Stored entries:
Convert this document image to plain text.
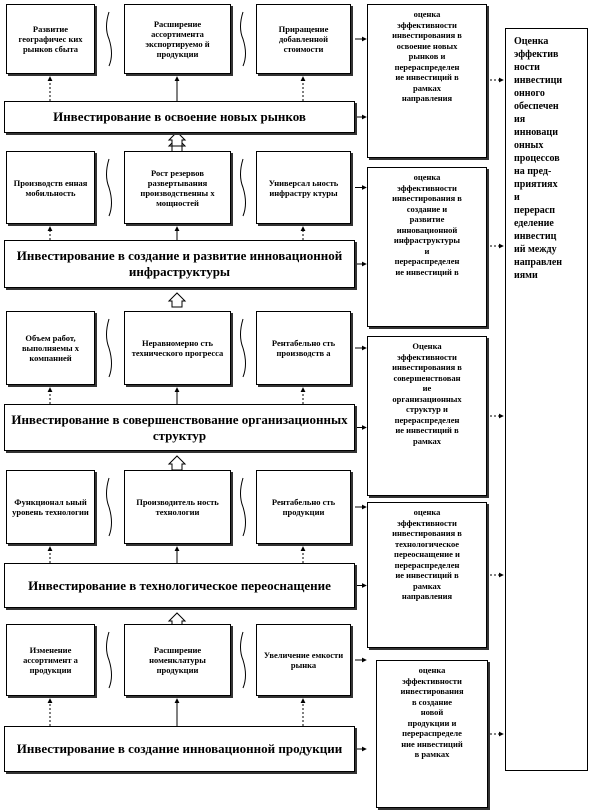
Развитие географичес ких рынков сбыта
Расширение ассортимента экспортируемо й продукции
Приращение добавленной стоимости
Инвестирование в освоение новых рынков
оценка
эффективности
инвестирования в
освоение новых
рынков и
перераспределен
ие инвестиций в
рамках
направления
Производств енная мобильность
Рост резервов развертывания производственны х мощностей
Универсал ьность инфрастру ктуры
Инвестирование в создание и развитие инновационной инфраструктуры
оценка
эффективности
инвестирования в
создание и
развитие
инновационной
инфраструктуры
и
перераспределен
ие инвестиций в
Объем работ, выполняемы х компанией
Неравномерно сть технического прогресса
Рентабельно сть производств а
Инвестирование в совершенствование организационных структур
Оценка
эффективности
инвестирования в
совершенствован
ие
организационных
структур и
перераспределен
ие инвестиций в
рамках
Функционал ьный уровень технологии
Производитель ность технологии
Рентабельно сть продукции
Инвестирование в технологическое переоснащение
оценка
эффективности
инвестирования в
технологическое
переоснащение и
перераспределен
ие инвестиций в
рамках
направления
Изменение ассортимент а продукции
Расширение номенклатуры продукции
Увеличение емкости рынка
Инвестирование в создание инновационной продукции
оценка
эффективности
инвестирования
в создание
новой
продукции и
перераспределе
ние инвестиций
в рамках
Оценка
эффектив
ности
инвестици
онного
обеспечен
ия
инноваци
онных
процессов
на пред-
приятиях
и
перерасп
еделение
инвестиц
ий между
направлен
иями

> TO DO: Could you repeat all of the material exactly? Pictures should not be copied.

> RESULT OF THE EXERCISE:
Convert this document image to plain text.
Развитие географичес ких рынков сбыта
Расширение ассортимента экспортируемо й продукции
Приращение добавленной стоимости
Инвестирование в освоение новых рынков
оценка
эффективности
инвестирования в
освоение новых
рынков и
перераспределен
ие инвестиций в
рамках
направления
Производств енная мобильность
Рост резервов развертывания производственны х мощностей
Универсал ьность инфрастру ктуры
Инвестирование в создание и развитие инновационной инфраструктуры
оценка
эффективности
инвестирования в
создание и
развитие
инновационной
инфраструктуры
и
перераспределен
ие инвестиций в
Объем работ, выполняемы х компанией
Неравномерно сть технического прогресса
Рентабельно сть производств а
Инвестирование в совершенствование организационных структур
Оценка
эффективности
инвестирования в
совершенствован
ие
организационных
структур и
перераспределен
ие инвестиций в
рамках
Функционал ьный уровень технологии
Производитель ность технологии
Рентабельно сть продукции
Инвестирование в технологическое переоснащение
оценка
эффективности
инвестирования в
технологическое
переоснащение и
перераспределен
ие инвестиций в
рамках
направления
Изменение ассортимент а продукции
Расширение номенклатуры продукции
Увеличение емкости рынка
Инвестирование в создание инновационной продукции
оценка
эффективности
инвестирования
в создание
новой
продукции и
перераспределе
ние инвестиций
в рамках
Оценка
эффектив
ности
инвестици
онного
обеспечен
ия
инноваци
онных
процессов
на пред-
приятиях
и
перерасп
еделение
инвестиц
ий между
направлен
иями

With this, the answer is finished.